EXERCISE INSTRUCTIONS
Copy out the entries in full and with complete accuracy; pictures are excluded.

INPUT FOR THIS TASK
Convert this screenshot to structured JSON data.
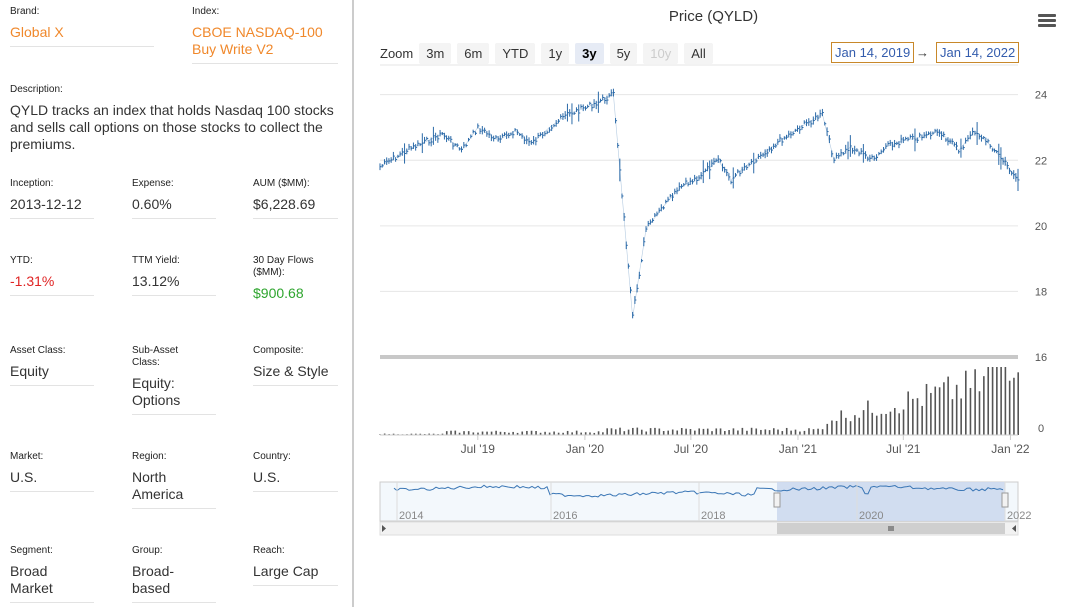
{
  "left": {
    "brand": {
      "label": "Brand:",
      "value": "Global X"
    },
    "index": {
      "label": "Index:",
      "value1": "CBOE NASDAQ-100",
      "value2": "Buy Write V2"
    },
    "description": {
      "label": "Description:",
      "line1": "QYLD tracks an index that holds Nasdaq 100 stocks",
      "line2": "and sells call options on those stocks to collect the",
      "line3": "premiums."
    },
    "inception": {
      "label": "Inception:",
      "value": "2013-12-12"
    },
    "expense": {
      "label": "Expense:",
      "value": "0.60%"
    },
    "aum": {
      "label": "AUM ($MM):",
      "value": "$6,228.69"
    },
    "ytd": {
      "label": "YTD:",
      "value": "-1.31%"
    },
    "ttm": {
      "label": "TTM Yield:",
      "value": "13.12%"
    },
    "flows": {
      "label1": "30 Day Flows",
      "label2": "($MM):",
      "value": "$900.68"
    },
    "asset_class": {
      "label": "Asset Class:",
      "value": "Equity"
    },
    "sub_asset": {
      "label1": "Sub-Asset",
      "label2": "Class:",
      "value1": "Equity:",
      "value2": "Options"
    },
    "composite": {
      "label": "Composite:",
      "value": "Size & Style"
    },
    "market": {
      "label": "Market:",
      "value": "U.S."
    },
    "region": {
      "label": "Region:",
      "value1": "North",
      "value2": "America"
    },
    "country": {
      "label": "Country:",
      "value": "U.S."
    },
    "segment": {
      "label": "Segment:",
      "value1": "Broad",
      "value2": "Market"
    },
    "group": {
      "label": "Group:",
      "value1": "Broad-",
      "value2": "based"
    },
    "reach": {
      "label": "Reach:",
      "value": "Large Cap"
    }
  },
  "chart_header": {
    "title": "Price (QYLD)",
    "zoom_label": "Zoom",
    "zoom_buttons": [
      "3m",
      "6m",
      "YTD",
      "1y",
      "3y",
      "5y",
      "10y",
      "All"
    ],
    "active_zoom": "3y",
    "from_date": "Jan 14, 2019",
    "arrow": "→",
    "to_date": "Jan 14, 2022"
  },
  "chart_data": {
    "type": "line",
    "title": "Price (QYLD)",
    "x_dates": [
      "2019-01-14",
      "2019-03-01",
      "2019-05-01",
      "2019-06-03",
      "2019-07-01",
      "2019-08-05",
      "2019-09-03",
      "2019-10-01",
      "2019-11-01",
      "2019-12-02",
      "2020-01-02",
      "2020-02-19",
      "2020-03-23",
      "2020-04-15",
      "2020-05-15",
      "2020-06-15",
      "2020-07-15",
      "2020-08-17",
      "2020-09-08",
      "2020-10-01",
      "2020-11-02",
      "2020-12-01",
      "2021-01-04",
      "2021-02-12",
      "2021-03-04",
      "2021-04-01",
      "2021-05-12",
      "2021-06-01",
      "2021-07-01",
      "2021-08-02",
      "2021-09-01",
      "2021-10-04",
      "2021-11-01",
      "2021-12-01",
      "2022-01-14"
    ],
    "price": [
      21.8,
      22.3,
      22.8,
      22.3,
      23.0,
      22.6,
      22.9,
      22.5,
      23.0,
      23.4,
      23.6,
      24.0,
      17.2,
      19.9,
      20.6,
      21.2,
      21.5,
      22.0,
      21.4,
      21.8,
      22.2,
      22.6,
      23.0,
      23.4,
      22.0,
      22.4,
      22.0,
      22.4,
      22.6,
      22.7,
      22.9,
      22.3,
      22.9,
      22.4,
      21.4
    ],
    "y_ticks": [
      16,
      18,
      20,
      22,
      24
    ],
    "ylim": [
      16,
      24.6
    ],
    "volume_label": "0",
    "x_tick_labels": [
      "Jul '19",
      "Jan '20",
      "Jul '20",
      "Jan '21",
      "Jul '21",
      "Jan '22"
    ],
    "navigator_labels": [
      "2014",
      "2016",
      "2018",
      "2020",
      "2022"
    ]
  }
}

SOLUTION TO THE PROBLEM
Convert this screenshot to structured JSON data.
{
  "left": {
    "brand": {
      "label": "Brand:",
      "value": "Global X"
    },
    "index": {
      "label": "Index:",
      "value1": "CBOE NASDAQ-100",
      "value2": "Buy Write V2"
    },
    "description": {
      "label": "Description:",
      "line1": "QYLD tracks an index that holds Nasdaq 100 stocks",
      "line2": "and sells call options on those stocks to collect the",
      "line3": "premiums."
    },
    "inception": {
      "label": "Inception:",
      "value": "2013-12-12"
    },
    "expense": {
      "label": "Expense:",
      "value": "0.60%"
    },
    "aum": {
      "label": "AUM ($MM):",
      "value": "$6,228.69"
    },
    "ytd": {
      "label": "YTD:",
      "value": "-1.31%"
    },
    "ttm": {
      "label": "TTM Yield:",
      "value": "13.12%"
    },
    "flows": {
      "label1": "30 Day Flows",
      "label2": "($MM):",
      "value": "$900.68"
    },
    "asset_class": {
      "label": "Asset Class:",
      "value": "Equity"
    },
    "sub_asset": {
      "label1": "Sub-Asset",
      "label2": "Class:",
      "value1": "Equity:",
      "value2": "Options"
    },
    "composite": {
      "label": "Composite:",
      "value": "Size & Style"
    },
    "market": {
      "label": "Market:",
      "value": "U.S."
    },
    "region": {
      "label": "Region:",
      "value1": "North",
      "value2": "America"
    },
    "country": {
      "label": "Country:",
      "value": "U.S."
    },
    "segment": {
      "label": "Segment:",
      "value1": "Broad",
      "value2": "Market"
    },
    "group": {
      "label": "Group:",
      "value1": "Broad-",
      "value2": "based"
    },
    "reach": {
      "label": "Reach:",
      "value": "Large Cap"
    }
  },
  "chart_header": {
    "title": "Price (QYLD)",
    "zoom_label": "Zoom",
    "zoom_buttons": [
      "3m",
      "6m",
      "YTD",
      "1y",
      "3y",
      "5y",
      "10y",
      "All"
    ],
    "active_zoom": "3y",
    "from_date": "Jan 14, 2019",
    "arrow": "→",
    "to_date": "Jan 14, 2022"
  },
  "chart_data": {
    "type": "line",
    "title": "Price (QYLD)",
    "x_dates": [
      "2019-01-14",
      "2019-03-01",
      "2019-05-01",
      "2019-06-03",
      "2019-07-01",
      "2019-08-05",
      "2019-09-03",
      "2019-10-01",
      "2019-11-01",
      "2019-12-02",
      "2020-01-02",
      "2020-02-19",
      "2020-03-23",
      "2020-04-15",
      "2020-05-15",
      "2020-06-15",
      "2020-07-15",
      "2020-08-17",
      "2020-09-08",
      "2020-10-01",
      "2020-11-02",
      "2020-12-01",
      "2021-01-04",
      "2021-02-12",
      "2021-03-04",
      "2021-04-01",
      "2021-05-12",
      "2021-06-01",
      "2021-07-01",
      "2021-08-02",
      "2021-09-01",
      "2021-10-04",
      "2021-11-01",
      "2021-12-01",
      "2022-01-14"
    ],
    "price": [
      21.8,
      22.3,
      22.8,
      22.3,
      23.0,
      22.6,
      22.9,
      22.5,
      23.0,
      23.4,
      23.6,
      24.0,
      17.2,
      19.9,
      20.6,
      21.2,
      21.5,
      22.0,
      21.4,
      21.8,
      22.2,
      22.6,
      23.0,
      23.4,
      22.0,
      22.4,
      22.0,
      22.4,
      22.6,
      22.7,
      22.9,
      22.3,
      22.9,
      22.4,
      21.4
    ],
    "y_ticks": [
      16,
      18,
      20,
      22,
      24
    ],
    "ylim": [
      16,
      24.6
    ],
    "volume_label": "0",
    "x_tick_labels": [
      "Jul '19",
      "Jan '20",
      "Jul '20",
      "Jan '21",
      "Jul '21",
      "Jan '22"
    ],
    "navigator_labels": [
      "2014",
      "2016",
      "2018",
      "2020",
      "2022"
    ]
  }
}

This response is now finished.